Task inputs –
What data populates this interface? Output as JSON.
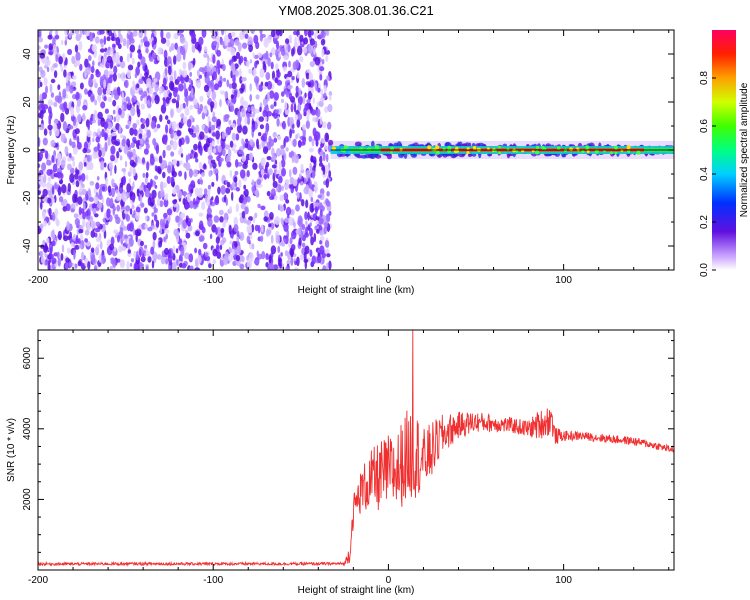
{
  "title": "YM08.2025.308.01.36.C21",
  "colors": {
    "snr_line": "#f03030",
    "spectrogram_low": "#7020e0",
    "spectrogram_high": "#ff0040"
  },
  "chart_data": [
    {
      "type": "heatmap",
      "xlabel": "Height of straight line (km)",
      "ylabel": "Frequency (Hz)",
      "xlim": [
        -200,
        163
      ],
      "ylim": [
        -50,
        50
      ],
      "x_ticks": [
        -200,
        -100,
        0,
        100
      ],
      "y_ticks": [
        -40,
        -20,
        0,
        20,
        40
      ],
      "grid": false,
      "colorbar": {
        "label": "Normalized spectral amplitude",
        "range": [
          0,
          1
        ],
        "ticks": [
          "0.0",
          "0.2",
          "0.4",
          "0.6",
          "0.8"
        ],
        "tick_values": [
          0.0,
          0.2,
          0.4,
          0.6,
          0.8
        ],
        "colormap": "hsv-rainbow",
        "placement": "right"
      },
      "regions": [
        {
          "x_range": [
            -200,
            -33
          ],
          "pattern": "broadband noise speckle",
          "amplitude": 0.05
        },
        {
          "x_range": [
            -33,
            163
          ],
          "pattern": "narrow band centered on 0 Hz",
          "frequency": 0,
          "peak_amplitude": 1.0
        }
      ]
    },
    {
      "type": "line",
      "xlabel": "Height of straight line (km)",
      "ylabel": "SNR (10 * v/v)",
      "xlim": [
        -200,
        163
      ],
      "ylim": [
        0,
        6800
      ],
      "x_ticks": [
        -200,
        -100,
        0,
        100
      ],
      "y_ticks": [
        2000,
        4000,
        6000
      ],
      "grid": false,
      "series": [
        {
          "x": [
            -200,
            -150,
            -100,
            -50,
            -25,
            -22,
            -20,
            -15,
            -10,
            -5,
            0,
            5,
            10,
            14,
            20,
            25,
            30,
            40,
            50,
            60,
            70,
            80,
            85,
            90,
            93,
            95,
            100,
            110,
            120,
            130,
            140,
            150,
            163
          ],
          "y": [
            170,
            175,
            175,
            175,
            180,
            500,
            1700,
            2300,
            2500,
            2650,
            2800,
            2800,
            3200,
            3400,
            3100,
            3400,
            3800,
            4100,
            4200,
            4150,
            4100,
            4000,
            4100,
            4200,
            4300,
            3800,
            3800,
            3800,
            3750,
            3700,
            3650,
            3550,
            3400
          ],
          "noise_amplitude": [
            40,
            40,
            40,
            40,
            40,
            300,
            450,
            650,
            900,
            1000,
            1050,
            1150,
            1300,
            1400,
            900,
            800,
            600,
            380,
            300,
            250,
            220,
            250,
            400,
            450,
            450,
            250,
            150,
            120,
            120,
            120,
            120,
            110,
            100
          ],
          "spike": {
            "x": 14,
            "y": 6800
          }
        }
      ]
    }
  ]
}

Written request – Write out the listing above again, exactly, but with no pictures in the copy.

Solution for this problem –
What data populates this interface? Output as JSON.
{
  "title": "YM08.2025.308.01.36.C21",
  "colors": {
    "snr_line": "#f03030",
    "spectrogram_low": "#7020e0",
    "spectrogram_high": "#ff0040"
  },
  "chart_data": [
    {
      "type": "heatmap",
      "xlabel": "Height of straight line (km)",
      "ylabel": "Frequency (Hz)",
      "xlim": [
        -200,
        163
      ],
      "ylim": [
        -50,
        50
      ],
      "x_ticks": [
        -200,
        -100,
        0,
        100
      ],
      "y_ticks": [
        -40,
        -20,
        0,
        20,
        40
      ],
      "grid": false,
      "colorbar": {
        "label": "Normalized spectral amplitude",
        "range": [
          0,
          1
        ],
        "ticks": [
          "0.0",
          "0.2",
          "0.4",
          "0.6",
          "0.8"
        ],
        "tick_values": [
          0.0,
          0.2,
          0.4,
          0.6,
          0.8
        ],
        "colormap": "hsv-rainbow",
        "placement": "right"
      },
      "regions": [
        {
          "x_range": [
            -200,
            -33
          ],
          "pattern": "broadband noise speckle",
          "amplitude": 0.05
        },
        {
          "x_range": [
            -33,
            163
          ],
          "pattern": "narrow band centered on 0 Hz",
          "frequency": 0,
          "peak_amplitude": 1.0
        }
      ]
    },
    {
      "type": "line",
      "xlabel": "Height of straight line (km)",
      "ylabel": "SNR (10 * v/v)",
      "xlim": [
        -200,
        163
      ],
      "ylim": [
        0,
        6800
      ],
      "x_ticks": [
        -200,
        -100,
        0,
        100
      ],
      "y_ticks": [
        2000,
        4000,
        6000
      ],
      "grid": false,
      "series": [
        {
          "x": [
            -200,
            -150,
            -100,
            -50,
            -25,
            -22,
            -20,
            -15,
            -10,
            -5,
            0,
            5,
            10,
            14,
            20,
            25,
            30,
            40,
            50,
            60,
            70,
            80,
            85,
            90,
            93,
            95,
            100,
            110,
            120,
            130,
            140,
            150,
            163
          ],
          "y": [
            170,
            175,
            175,
            175,
            180,
            500,
            1700,
            2300,
            2500,
            2650,
            2800,
            2800,
            3200,
            3400,
            3100,
            3400,
            3800,
            4100,
            4200,
            4150,
            4100,
            4000,
            4100,
            4200,
            4300,
            3800,
            3800,
            3800,
            3750,
            3700,
            3650,
            3550,
            3400
          ],
          "noise_amplitude": [
            40,
            40,
            40,
            40,
            40,
            300,
            450,
            650,
            900,
            1000,
            1050,
            1150,
            1300,
            1400,
            900,
            800,
            600,
            380,
            300,
            250,
            220,
            250,
            400,
            450,
            450,
            250,
            150,
            120,
            120,
            120,
            120,
            110,
            100
          ],
          "spike": {
            "x": 14,
            "y": 6800
          }
        }
      ]
    }
  ]
}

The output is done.